== GOAL OF THE EXERCISE ==
List all lines of the data containing the word "width".

---

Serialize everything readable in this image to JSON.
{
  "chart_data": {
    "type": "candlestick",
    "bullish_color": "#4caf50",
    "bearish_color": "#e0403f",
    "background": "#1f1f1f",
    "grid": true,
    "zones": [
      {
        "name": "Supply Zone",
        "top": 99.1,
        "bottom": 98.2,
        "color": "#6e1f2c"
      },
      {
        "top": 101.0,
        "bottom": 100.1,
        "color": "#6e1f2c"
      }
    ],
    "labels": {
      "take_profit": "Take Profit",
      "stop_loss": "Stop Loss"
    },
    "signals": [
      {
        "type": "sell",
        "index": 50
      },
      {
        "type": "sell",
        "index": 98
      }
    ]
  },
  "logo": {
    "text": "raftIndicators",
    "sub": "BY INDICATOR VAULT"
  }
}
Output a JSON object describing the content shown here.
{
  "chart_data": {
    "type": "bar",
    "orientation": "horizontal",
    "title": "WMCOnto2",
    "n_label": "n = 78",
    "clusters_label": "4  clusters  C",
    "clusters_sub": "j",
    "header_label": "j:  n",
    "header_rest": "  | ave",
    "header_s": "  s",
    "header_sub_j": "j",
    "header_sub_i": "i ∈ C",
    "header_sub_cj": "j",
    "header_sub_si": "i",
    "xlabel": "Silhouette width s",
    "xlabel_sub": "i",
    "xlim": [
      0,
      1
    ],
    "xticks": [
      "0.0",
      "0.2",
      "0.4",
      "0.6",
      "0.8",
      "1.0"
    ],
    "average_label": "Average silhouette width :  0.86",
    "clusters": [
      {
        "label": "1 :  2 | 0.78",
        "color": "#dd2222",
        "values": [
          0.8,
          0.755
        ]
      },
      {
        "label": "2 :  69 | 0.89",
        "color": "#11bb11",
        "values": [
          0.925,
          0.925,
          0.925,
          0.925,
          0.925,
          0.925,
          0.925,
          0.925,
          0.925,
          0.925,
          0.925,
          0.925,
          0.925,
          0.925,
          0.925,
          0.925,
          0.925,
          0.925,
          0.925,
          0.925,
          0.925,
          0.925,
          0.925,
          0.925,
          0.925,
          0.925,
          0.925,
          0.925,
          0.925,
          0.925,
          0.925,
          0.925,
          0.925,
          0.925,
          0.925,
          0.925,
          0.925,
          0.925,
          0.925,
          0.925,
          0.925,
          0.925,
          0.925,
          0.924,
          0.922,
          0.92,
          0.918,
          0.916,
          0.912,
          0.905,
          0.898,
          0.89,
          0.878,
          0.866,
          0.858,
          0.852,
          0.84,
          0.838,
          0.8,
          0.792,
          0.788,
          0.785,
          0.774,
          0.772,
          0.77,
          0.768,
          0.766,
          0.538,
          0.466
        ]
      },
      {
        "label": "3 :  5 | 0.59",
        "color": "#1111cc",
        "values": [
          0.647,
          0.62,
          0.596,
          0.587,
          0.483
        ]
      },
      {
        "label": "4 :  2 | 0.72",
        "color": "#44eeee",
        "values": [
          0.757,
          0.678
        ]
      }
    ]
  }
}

---

== FINISHED TASK ==
    "xlabel": "Silhouette width s",
    "average_label": "Average silhouette width :  0.86",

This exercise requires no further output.